### Exercise instructions
a: In the study summary, how many subjects performed the prism-adaptation walking tasks?
b: What are all the purposes listed under "Purpose of the Study" in the study summary?
c: From the study summary, extract the text from "Purpose of the" to "altered stepping sequences.".

Start of Given passage

Purpose of the Study:

  • To investigate how stepping sequences and task constraints affect motor adaptation generalization during walking.
  • To determine if altering stepping sequences influences the pattern of generalization between legs.
  • To examine the role of proprioceptive feedback and negative consequences in motor learning.

Main Methods:

  • Forty subjects performed prism-adaptation walking tasks (precision walking or obstacle avoidance) with specific stepping sequences.
  • Adaptation involved wearing prism glasses to induce a shift in visual-proprioceptive information.
  • Generalization was assessed by measuring aftereffects in a non-adapted task or with altered stepping sequences.

Main Results:

  • Reversing the stepping sequence in a precision-walking task led to generalization in the opposite leg.
  • In obstacle-avoidance tasks, specific stepping sequences and prism shifts caused collisions, leading to bilateral generalization.

End of Given passage
Start of Records

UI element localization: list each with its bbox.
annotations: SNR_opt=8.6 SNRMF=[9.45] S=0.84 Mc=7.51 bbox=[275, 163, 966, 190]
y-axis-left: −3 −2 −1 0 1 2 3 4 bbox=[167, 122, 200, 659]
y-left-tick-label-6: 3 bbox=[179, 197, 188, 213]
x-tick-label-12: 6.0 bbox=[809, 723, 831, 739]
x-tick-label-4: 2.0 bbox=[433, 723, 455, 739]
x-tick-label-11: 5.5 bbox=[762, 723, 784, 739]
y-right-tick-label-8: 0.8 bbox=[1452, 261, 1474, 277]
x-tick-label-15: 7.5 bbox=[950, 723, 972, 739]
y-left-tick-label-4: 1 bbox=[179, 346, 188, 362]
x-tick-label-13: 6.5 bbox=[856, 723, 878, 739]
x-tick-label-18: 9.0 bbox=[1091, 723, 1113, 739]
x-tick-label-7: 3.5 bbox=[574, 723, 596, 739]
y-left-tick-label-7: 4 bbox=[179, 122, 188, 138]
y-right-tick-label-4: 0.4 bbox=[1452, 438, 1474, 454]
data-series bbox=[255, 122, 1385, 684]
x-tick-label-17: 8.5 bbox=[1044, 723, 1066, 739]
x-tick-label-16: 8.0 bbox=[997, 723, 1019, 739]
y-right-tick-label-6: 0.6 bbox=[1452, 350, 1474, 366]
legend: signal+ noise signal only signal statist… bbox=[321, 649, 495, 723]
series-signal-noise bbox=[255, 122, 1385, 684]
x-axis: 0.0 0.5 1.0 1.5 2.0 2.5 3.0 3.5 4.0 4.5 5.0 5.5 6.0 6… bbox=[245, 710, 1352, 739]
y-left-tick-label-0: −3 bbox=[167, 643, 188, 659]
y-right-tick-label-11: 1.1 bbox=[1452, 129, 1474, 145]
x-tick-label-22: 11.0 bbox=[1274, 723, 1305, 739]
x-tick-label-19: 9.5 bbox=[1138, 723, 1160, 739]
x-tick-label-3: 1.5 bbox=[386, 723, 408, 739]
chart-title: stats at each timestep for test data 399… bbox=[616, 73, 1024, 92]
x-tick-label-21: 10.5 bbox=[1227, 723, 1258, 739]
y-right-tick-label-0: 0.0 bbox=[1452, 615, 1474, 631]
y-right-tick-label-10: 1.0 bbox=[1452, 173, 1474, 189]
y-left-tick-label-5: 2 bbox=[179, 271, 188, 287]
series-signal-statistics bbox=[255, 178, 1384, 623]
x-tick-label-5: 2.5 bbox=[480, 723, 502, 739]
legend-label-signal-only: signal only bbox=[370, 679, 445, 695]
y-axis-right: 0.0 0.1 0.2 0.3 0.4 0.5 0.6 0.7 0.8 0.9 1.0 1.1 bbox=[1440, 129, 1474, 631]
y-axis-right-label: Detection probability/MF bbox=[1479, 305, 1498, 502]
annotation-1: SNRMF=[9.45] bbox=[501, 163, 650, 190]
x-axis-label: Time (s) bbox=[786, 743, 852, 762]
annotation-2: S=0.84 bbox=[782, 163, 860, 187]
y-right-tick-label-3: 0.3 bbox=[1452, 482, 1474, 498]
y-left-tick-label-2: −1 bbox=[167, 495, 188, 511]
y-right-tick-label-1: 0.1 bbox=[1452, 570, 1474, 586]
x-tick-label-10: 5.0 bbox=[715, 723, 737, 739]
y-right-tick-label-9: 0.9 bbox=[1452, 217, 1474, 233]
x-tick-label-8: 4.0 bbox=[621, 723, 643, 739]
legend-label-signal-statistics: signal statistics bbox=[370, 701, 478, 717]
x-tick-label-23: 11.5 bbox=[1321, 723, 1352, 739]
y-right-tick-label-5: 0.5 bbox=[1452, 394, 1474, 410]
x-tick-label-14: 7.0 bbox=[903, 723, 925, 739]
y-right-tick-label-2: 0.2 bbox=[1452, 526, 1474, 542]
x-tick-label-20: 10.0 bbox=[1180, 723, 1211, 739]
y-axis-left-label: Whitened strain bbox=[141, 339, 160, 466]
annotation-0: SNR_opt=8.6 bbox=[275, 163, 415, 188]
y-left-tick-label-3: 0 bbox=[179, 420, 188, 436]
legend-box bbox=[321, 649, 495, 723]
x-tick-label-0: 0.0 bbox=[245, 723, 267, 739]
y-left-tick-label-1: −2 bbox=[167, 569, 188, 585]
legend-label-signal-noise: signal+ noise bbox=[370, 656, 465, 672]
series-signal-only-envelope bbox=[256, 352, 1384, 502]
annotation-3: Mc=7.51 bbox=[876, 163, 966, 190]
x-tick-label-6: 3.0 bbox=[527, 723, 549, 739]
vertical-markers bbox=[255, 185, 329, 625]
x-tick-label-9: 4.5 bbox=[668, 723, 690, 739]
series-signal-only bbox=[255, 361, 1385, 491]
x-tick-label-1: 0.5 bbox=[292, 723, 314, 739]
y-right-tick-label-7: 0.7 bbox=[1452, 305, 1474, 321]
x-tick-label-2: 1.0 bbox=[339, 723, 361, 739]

End of Records

### Outputs for the tasks
a: Forty subjects.

b:
- To investigate how stepping sequences and task constraints affect motor adaptation generalization during walking.
- To determine if altering stepping sequences influences the pattern of generalization between legs.
- To examine the role of proprioceptive feedback and negative consequences in motor learning.

c:
Purpose of the Study:

  • To investigate how stepping sequences and task constraints affect motor adaptation generalization during walking.
  • To determine if altering stepping sequences influences the pattern of generalization between legs.
  • To examine the role of proprioceptive feedback and negative consequences in motor learning.

Main Methods:

  • Forty subjects performed prism-adaptation walking tasks (precision walking or obstacle avoidance) with specific stepping sequences.
  • Adaptation involved wearing prism glasses to induce a shift in visual-proprioceptive information.
  • Generalization was assessed by measuring aftereffects in a non-adapted task or with altered stepping sequences.